- [The exercise]:
Find every line below that contains the word "data" and copy it out.

-- START OF Given entries --

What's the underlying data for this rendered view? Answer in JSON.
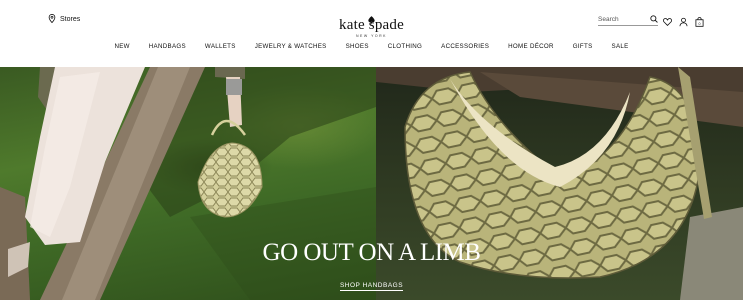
{
  "header": {
    "stores_label": "Stores",
    "brand": "kate spade",
    "brand_sub": "NEW YORK",
    "search_placeholder": "Search"
  },
  "nav": {
    "items": [
      "NEW",
      "HANDBAGS",
      "WALLETS",
      "JEWELRY & WATCHES",
      "SHOES",
      "CLOTHING",
      "ACCESSORIES",
      "HOME DÉCOR",
      "GIFTS",
      "SALE"
    ]
  },
  "hero": {
    "headline": "GO OUT ON A LIMB",
    "cta_label": "SHOP HANDBAGS"
  },
  "icons": [
    "location-pin-icon",
    "spade-icon",
    "search-icon",
    "heart-icon",
    "user-icon",
    "shopping-bag-icon"
  ],
  "colors": {
    "text": "#111111",
    "hero_text": "#ffffff",
    "grass": "#4f7a2c",
    "bag": "#c9c48a"
  }
}
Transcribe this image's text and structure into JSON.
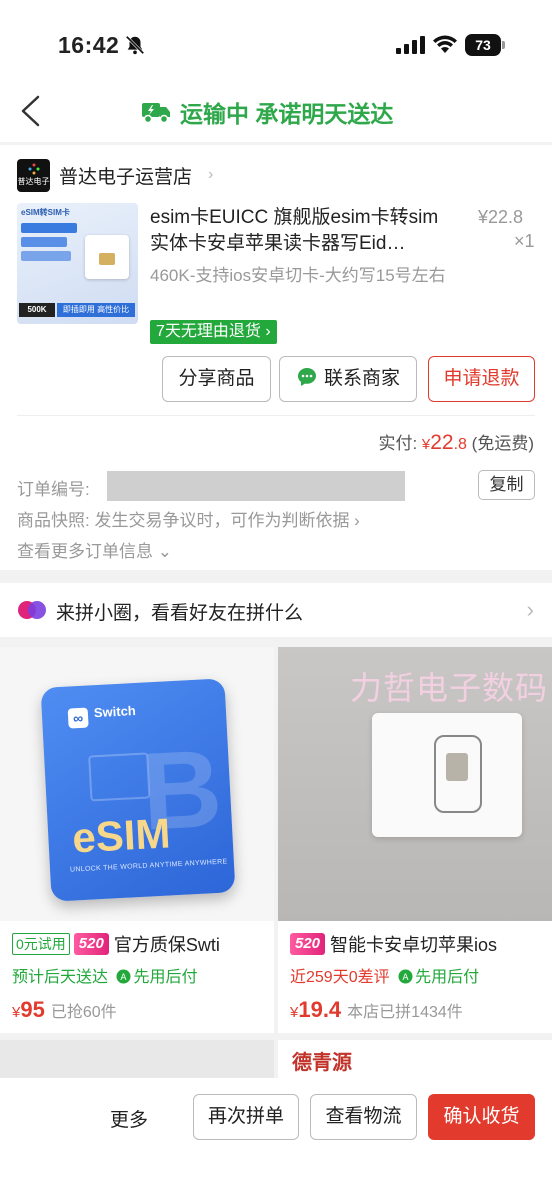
{
  "status_bar": {
    "time": "16:42",
    "battery": "73"
  },
  "nav": {
    "title": "运输中 承诺明天送达"
  },
  "shop": {
    "name": "普达电子运营店",
    "logo_text": "普达电子"
  },
  "product": {
    "title": "esim卡EUICC 旗舰版esim卡转sim实体卡安卓苹果读卡器写Eid…",
    "price": "¥22.8",
    "qty": "×1",
    "spec": "460K-支持ios安卓切卡-大约写15号左右",
    "return_badge": "7天无理由退货 ›",
    "thumb_texts": [
      "eSIM转SIM卡",
      "500K",
      "即插即用 高性价比"
    ]
  },
  "actions": {
    "share": "分享商品",
    "contact": "联系商家",
    "refund": "申请退款"
  },
  "payment": {
    "label": "实付: ",
    "yen": "¥",
    "amount": "22",
    "decimal": ".8",
    "note": " (免运费)"
  },
  "order": {
    "number_label": "订单编号:",
    "copy": "复制",
    "snapshot": "商品快照:  发生交易争议时，可作为判断依据 ›",
    "more": "查看更多订单信息 ⌄"
  },
  "circle": {
    "text": "来拼小圈，看看好友在拼什么"
  },
  "recommendations": [
    {
      "tag_free": "0元试用",
      "tag_520": "520",
      "title": "官方质保Swti",
      "sub_main": "预计后天送达",
      "sub_paylater": "先用后付",
      "price_yen": "¥",
      "price": "95",
      "sold": "已抢60件",
      "card_brand": "Switch",
      "card_main": "eSIM",
      "card_slogan": "UNLOCK THE WORLD ANYTIME ANYWHERE"
    },
    {
      "tag_520": "520",
      "title": "智能卡安卓切苹果ios",
      "sub_main": "近259天0差评",
      "sub_paylater": "先用后付",
      "price_yen": "¥",
      "price": "19.4",
      "sold": "本店已拼1434件",
      "watermark": "力哲电子数码"
    }
  ],
  "rec4_brand": "德青源",
  "bottom_bar": {
    "more": "更多",
    "rebuy": "再次拼单",
    "logistics": "查看物流",
    "confirm": "确认收货"
  },
  "colors": {
    "green": "#2fa84b",
    "red": "#e23b2e",
    "pink": "#e0247a"
  }
}
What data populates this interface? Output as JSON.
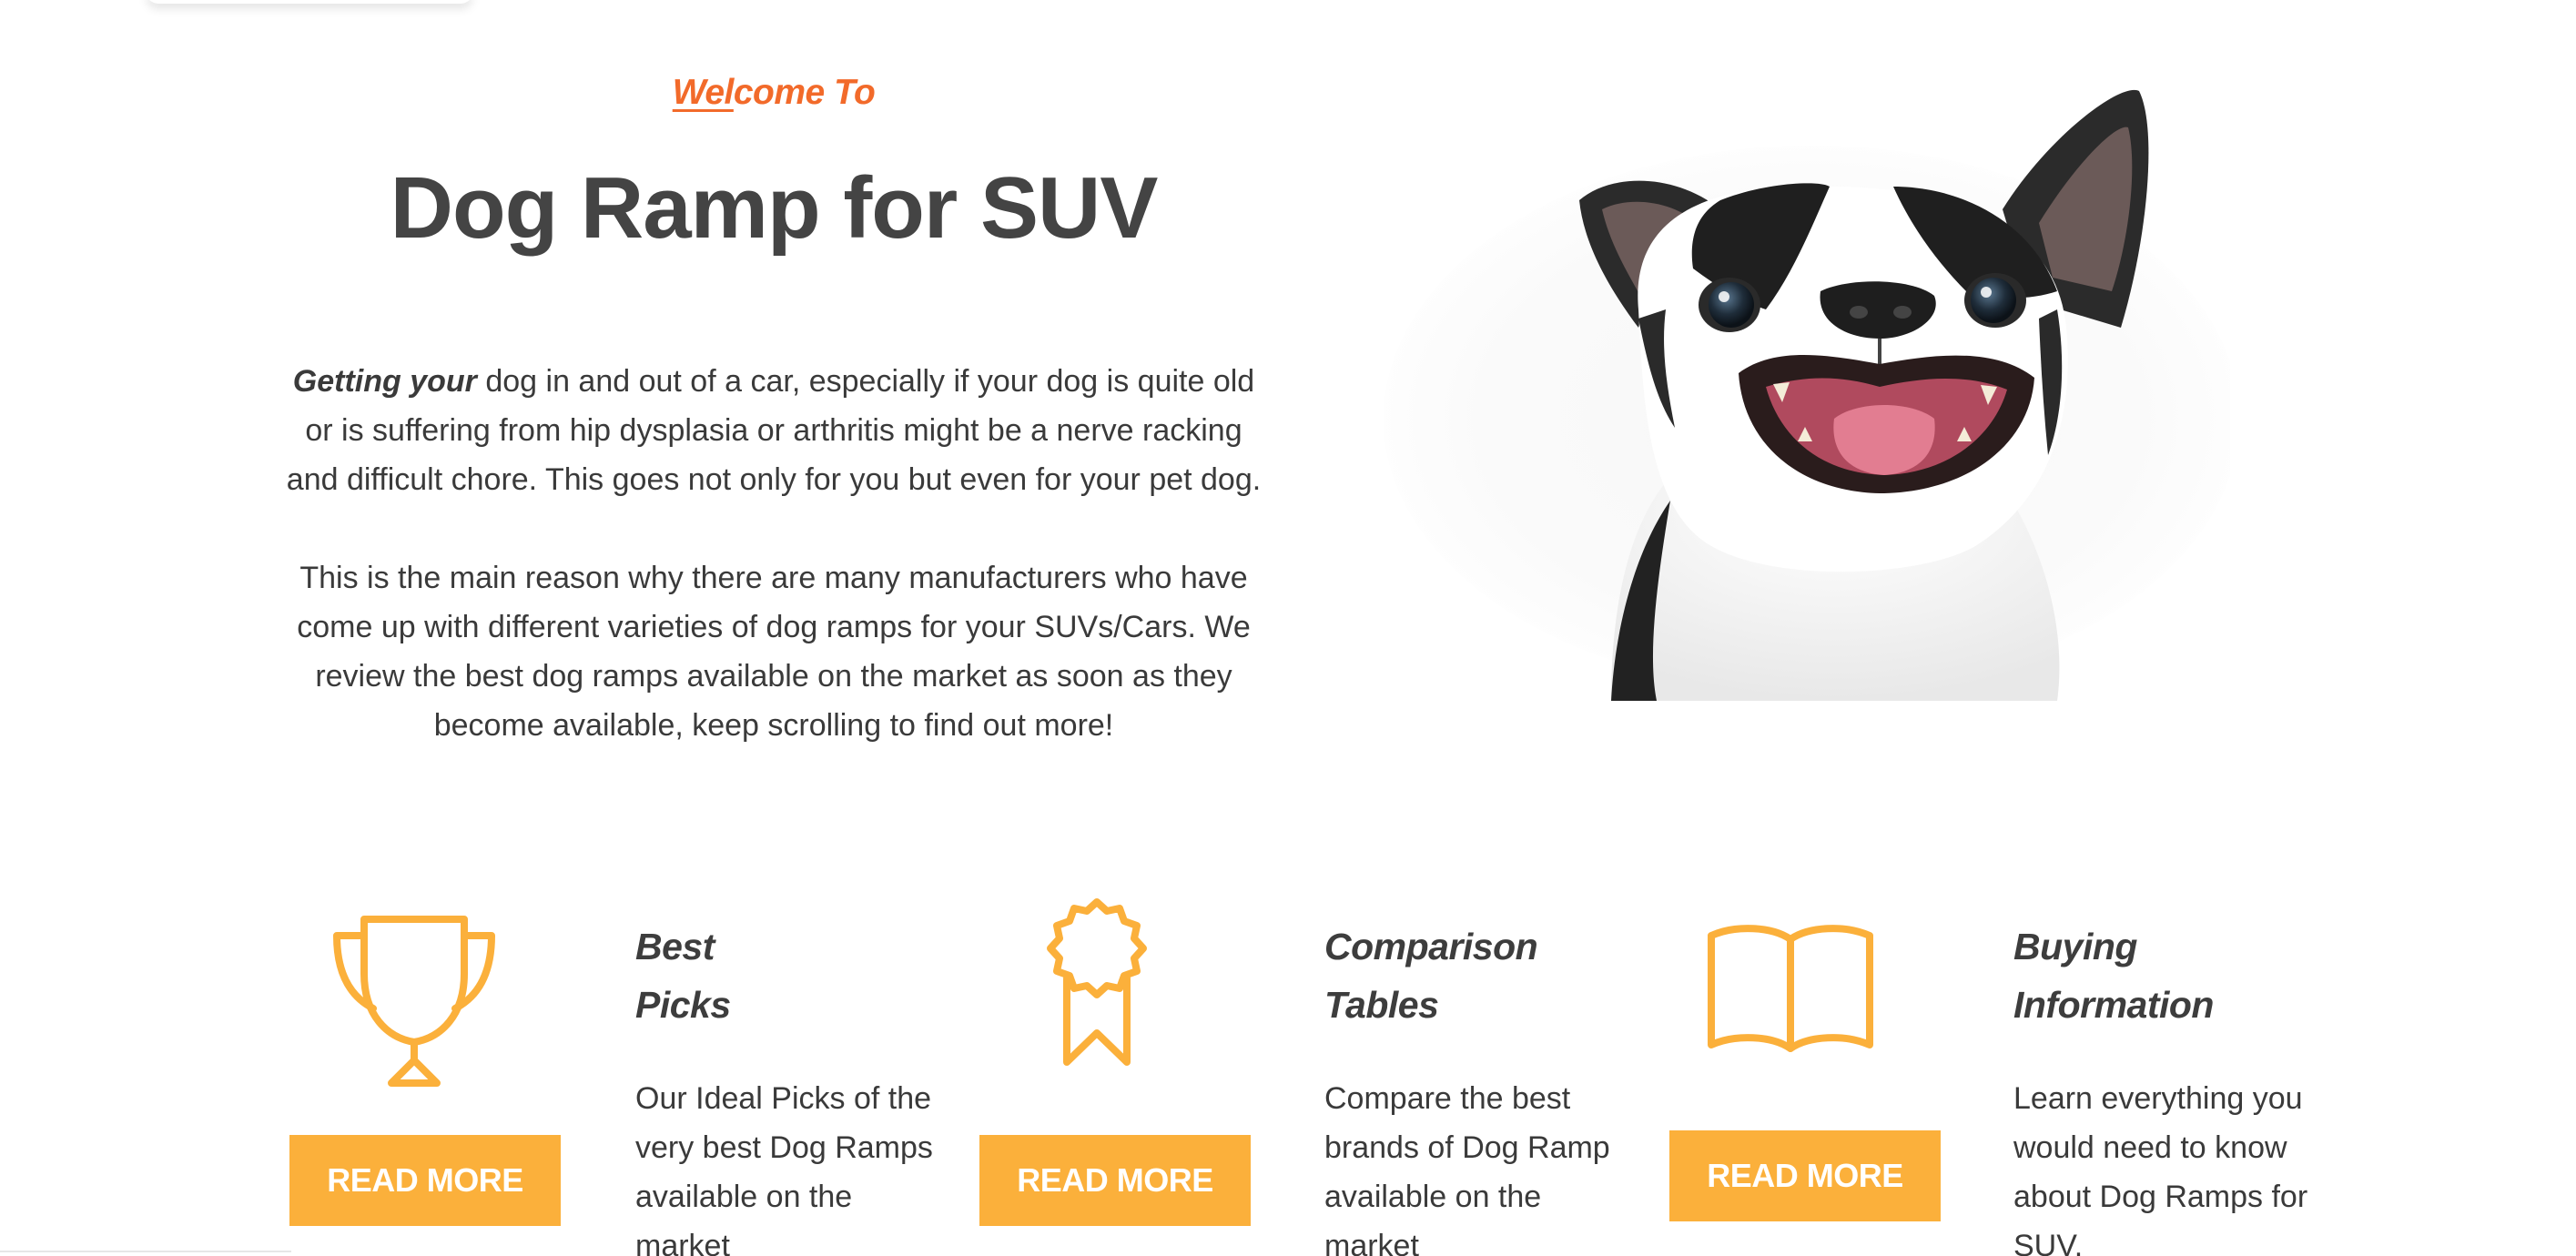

-- END OF Given entries --

- [Full response]:
What's the underlying data for this rendered view? Answer in JSON.
What data populates this interface? Output as JSON.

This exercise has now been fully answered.